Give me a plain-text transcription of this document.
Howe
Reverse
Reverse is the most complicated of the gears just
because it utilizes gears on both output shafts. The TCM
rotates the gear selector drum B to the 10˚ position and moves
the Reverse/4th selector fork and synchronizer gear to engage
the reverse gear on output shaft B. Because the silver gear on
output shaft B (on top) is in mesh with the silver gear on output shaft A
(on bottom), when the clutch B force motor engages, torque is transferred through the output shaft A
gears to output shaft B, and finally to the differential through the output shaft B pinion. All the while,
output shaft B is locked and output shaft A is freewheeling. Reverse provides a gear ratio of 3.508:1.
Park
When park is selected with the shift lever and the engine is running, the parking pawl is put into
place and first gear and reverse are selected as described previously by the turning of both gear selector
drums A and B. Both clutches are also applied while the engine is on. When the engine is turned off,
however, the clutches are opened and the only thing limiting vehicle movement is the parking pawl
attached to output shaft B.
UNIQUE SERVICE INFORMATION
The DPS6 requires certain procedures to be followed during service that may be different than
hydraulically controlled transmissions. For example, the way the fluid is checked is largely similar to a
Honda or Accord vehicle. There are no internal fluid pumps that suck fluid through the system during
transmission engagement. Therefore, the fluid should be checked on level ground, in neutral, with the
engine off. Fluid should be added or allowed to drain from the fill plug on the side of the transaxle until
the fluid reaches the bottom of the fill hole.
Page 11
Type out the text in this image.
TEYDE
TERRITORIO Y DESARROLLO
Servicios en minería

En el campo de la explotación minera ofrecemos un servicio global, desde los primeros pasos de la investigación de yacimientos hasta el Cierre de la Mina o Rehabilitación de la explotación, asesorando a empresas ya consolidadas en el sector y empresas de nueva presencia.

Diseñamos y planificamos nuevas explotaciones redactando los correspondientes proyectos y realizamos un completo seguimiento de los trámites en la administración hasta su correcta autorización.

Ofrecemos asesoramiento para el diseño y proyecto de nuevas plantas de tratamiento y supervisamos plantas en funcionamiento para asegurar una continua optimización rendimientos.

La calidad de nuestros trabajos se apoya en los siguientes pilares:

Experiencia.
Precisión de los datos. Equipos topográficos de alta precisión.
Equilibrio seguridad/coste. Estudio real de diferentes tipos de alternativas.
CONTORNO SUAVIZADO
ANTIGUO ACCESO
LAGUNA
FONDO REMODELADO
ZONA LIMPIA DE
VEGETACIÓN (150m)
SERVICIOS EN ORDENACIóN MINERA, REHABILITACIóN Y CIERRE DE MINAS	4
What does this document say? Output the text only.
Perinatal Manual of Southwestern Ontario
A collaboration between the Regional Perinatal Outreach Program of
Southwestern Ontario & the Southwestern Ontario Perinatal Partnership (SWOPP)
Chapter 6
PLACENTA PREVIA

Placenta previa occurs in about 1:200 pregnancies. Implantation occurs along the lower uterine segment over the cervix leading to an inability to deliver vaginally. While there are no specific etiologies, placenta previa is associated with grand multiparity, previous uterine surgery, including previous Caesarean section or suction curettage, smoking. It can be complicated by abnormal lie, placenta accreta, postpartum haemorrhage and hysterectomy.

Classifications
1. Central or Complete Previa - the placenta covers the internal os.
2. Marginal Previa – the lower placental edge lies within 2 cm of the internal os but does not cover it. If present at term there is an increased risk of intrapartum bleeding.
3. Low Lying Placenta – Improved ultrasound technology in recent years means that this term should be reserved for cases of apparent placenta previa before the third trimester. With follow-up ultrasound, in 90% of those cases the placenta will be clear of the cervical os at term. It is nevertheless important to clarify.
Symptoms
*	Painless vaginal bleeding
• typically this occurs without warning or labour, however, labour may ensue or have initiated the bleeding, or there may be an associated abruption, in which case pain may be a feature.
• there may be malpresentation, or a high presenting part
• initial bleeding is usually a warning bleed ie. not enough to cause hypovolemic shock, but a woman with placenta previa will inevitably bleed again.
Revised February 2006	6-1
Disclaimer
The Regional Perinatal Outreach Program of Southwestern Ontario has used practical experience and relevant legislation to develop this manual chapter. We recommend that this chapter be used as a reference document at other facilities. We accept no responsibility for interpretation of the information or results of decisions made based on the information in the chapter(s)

::::::::

WHAT TO PRODUCE: Copy all lines above containing the string "bleeding".

OUTPUT BELOW:
2. Marginal Previa – the lower placental edge lies within 2 cm of the internal os but does not cover it. If present at term there is an increased risk of intrapartum bleeding.
*	Painless vaginal bleeding
• typically this occurs without warning or labour, however, labour may ensue or have initiated the bleeding, or there may be an associated abruption, in which case pain may be a feature.
• initial bleeding is usually a warning bleed ie. not enough to cause hypovolemic shock, but a woman with placenta previa will inevitably bleed again.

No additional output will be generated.